Copy all lines holding the word "with" from the entries.
— Begin Provided data —
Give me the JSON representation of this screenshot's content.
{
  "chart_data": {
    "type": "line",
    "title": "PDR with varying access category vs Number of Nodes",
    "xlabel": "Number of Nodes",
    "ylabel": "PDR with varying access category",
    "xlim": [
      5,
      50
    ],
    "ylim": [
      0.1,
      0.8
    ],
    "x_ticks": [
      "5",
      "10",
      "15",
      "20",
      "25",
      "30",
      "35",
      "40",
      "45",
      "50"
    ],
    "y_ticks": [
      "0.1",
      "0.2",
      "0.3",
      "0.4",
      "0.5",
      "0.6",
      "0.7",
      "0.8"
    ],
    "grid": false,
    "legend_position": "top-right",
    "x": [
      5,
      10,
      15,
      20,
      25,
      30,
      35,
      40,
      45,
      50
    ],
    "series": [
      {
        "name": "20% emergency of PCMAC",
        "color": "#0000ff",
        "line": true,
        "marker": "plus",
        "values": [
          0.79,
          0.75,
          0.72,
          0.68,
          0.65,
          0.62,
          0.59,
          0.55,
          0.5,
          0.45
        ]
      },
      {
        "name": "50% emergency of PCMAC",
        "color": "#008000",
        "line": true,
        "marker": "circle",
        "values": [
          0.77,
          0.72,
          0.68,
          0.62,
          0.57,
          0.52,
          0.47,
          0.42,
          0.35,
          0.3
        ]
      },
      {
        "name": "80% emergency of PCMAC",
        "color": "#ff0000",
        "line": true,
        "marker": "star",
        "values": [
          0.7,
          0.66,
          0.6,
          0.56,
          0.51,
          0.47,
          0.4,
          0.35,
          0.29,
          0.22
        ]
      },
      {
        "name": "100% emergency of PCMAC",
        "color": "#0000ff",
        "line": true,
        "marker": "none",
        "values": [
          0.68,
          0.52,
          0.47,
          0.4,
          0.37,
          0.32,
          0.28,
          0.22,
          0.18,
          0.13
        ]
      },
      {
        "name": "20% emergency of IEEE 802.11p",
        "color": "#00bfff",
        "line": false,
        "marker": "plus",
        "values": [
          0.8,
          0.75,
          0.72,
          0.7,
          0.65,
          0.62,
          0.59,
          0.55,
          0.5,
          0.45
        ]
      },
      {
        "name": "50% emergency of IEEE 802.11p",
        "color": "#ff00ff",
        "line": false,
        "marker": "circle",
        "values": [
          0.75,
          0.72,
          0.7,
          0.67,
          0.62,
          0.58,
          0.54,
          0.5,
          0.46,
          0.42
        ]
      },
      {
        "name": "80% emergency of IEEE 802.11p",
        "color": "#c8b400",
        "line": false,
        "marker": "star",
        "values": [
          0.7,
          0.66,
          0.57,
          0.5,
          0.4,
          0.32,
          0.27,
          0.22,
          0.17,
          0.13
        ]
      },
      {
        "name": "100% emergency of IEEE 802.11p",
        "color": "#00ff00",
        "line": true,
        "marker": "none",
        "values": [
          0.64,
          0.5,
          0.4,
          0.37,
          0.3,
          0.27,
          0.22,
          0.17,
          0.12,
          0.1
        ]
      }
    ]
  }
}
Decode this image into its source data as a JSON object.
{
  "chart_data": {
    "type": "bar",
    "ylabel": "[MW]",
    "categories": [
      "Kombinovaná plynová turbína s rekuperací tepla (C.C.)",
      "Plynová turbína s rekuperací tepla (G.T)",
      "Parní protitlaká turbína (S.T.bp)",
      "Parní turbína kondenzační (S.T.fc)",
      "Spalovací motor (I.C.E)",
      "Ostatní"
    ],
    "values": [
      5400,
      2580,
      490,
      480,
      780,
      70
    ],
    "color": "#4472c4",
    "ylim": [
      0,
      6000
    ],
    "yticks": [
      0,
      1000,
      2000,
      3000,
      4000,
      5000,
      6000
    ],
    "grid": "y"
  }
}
— End Provided data —
#### Task solution
    "title": "PDR with varying access category vs Number of Nodes",
    "ylabel": "PDR with varying access category",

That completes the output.